_SHORT PROBLEM_. Carry on the kernel mailing-list thread about the get_push_task() and migrate_disable() patch, starting right after its final line.

_PAGE EXTRACT_.

________

Kinda, but it's not an issue here because get_push_task() is only available when
CONFIG_SMP=y which makes p->migration_disabled available as well.

> And get_push_task() being called in pull_rt_task() has checked migration
> disable first and then call get_push_task(). That means this check in
> get_push_task() in patch is a second repeatly check.

No. The checks are for two different tasks...

Thanks,

tglx

2021-08-26 22:56:39

by Tao Zhou

[permalink] [raw]
Subject: Re: [PATCH] sched: Fix get_push_task() vs migrate_disable()

Hi Thomas,

On Thu, Aug 26, 2021 at 09:38:17PM +0200, Thomas Gleixner wrote:
> Tao,
>
> On Fri, Aug 27 2021 at 00:24, Tao Zhou wrote:
> > On Thu, Aug 26, 2021 at 03:37:38PM +0200, Sebastian Andrzej Siewior wrote:
> >> diff --git a/kernel/sched/sched.h b/kernel/sched/sched.h
> >> index e205b63d6db07..32a4945730a9b 100644
> >> --- a/kernel/sched/sched.h
> >> +++ b/kernel/sched/sched.h
> >> @@ -2259,6 +2259,9 @@ static inline struct task_struct *get_push_task(struct rq *rq)
> >> if (p->nr_cpus_allowed == 1)

________

_RECORDED DATA_.
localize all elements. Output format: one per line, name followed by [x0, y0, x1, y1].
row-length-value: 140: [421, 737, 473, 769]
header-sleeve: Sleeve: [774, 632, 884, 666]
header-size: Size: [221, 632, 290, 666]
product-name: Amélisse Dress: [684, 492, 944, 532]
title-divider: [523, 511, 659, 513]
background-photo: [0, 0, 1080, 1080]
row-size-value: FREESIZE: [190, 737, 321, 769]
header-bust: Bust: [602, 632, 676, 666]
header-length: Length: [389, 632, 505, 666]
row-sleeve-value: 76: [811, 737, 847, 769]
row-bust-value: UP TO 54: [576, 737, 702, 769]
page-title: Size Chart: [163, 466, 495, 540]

________

_RESPONSE_.
> >> return NULL;
> >>
> >> + if (p->migration_disabled)
> >> + return NULL;
> >
> > Not much I can restore here..
> >
> > Is is_migration_disabled(p) be more correct to check migration
> > disable.
>
> Kinda, but it's not an issue here because get_push_task() is only available when
> CONFIG_SMP=y which makes p->migration_disabled available as well.
>
> > And get_push_task() being called in pull_rt_task() has checked migration
> > disable first and then call get_push_task(). That means this check in
> > get_push_task() in patch is a second repeatly check.
>
> No. The checks are for two different tasks...

Aha, yes. I lost here. Thanks for your reply.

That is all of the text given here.